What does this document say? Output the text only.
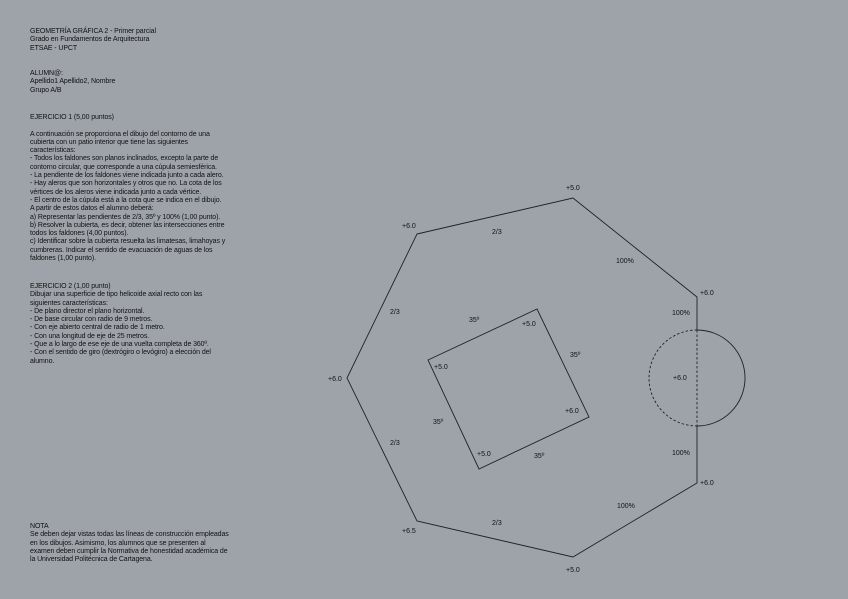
GEOMETRÍA GRÁFICA 2 - Primer parcial
Grado en Fundamentos de Arquitectura
ETSAE - UPCT
ALUMN@:
Apellido1 Apellido2, Nombre
Grupo A/B
EJERCICIO 1 (5,00 puntos)
A continuación se proporciona el dibujo del contorno de una
cubierta con un patio interior que tiene las siguientes
características:
- Todos los faldones son planos inclinados, excepto la parte de
contorno circular, que corresponde a una cúpula semiesférica.
- La pendiente de los faldones viene indicada junto a cada alero.
- Hay aleros que son horizontales y otros que no. La cota de los
vértices de los aleros viene indicada junto a cada vértice.
- El centro de la cúpula está a la cota que se indica en el dibujo.
A partir de estos datos el alumno deberá:
a) Representar las pendientes de 2/3, 35º y 100% (1,00 punto).
b) Resolver la cubierta, es decir, obtener las intersecciones entre
todos los faldones (4,00 puntos).
c) Identificar sobre la cubierta resuelta las limatesas, limahoyas y
cumbreras. Indicar el sentido de evacuación de aguas de los
faldones (1,00 punto).
EJERCICIO 2 (1,00 punto)
Dibujar una superficie de tipo helicoide axial recto con las
siguientes características:
- De plano director el plano horizontal.
- De base circular con radio de 9 metros.
- Con eje abierto central de radio de 1 metro.
- Con una longitud de eje de 25 metros.
- Que a lo largo de ese eje de una vuelta completa de 360º.
- Con el sentido de giro (dextrógiro o levógiro) a elección del
alumno.
NOTA
Se deben dejar vistas todas las líneas de construcción empleadas
en los dibujos. Asimismo, los alumnos que se presenten al
examen deben cumplir la Normativa de honestidad académica de
la Universidad Politécnica de Cartagena.
+6.0
+5.0
+6.0
+6.0
+6.0
+5.0
+6.5
2/3
100%
100%
2/3
2/3
100%
100%
2/3
+6.0
+5.0
+5.0
+6.0
+5.0
35º
35º
35º
35º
══════════════════════════════
Select all lines in the listing above where the word "deben" appears, and show them.

Se deben dejar vistas todas las líneas de construcción empleadas
examen deben cumplir la Normativa de honestidad académica de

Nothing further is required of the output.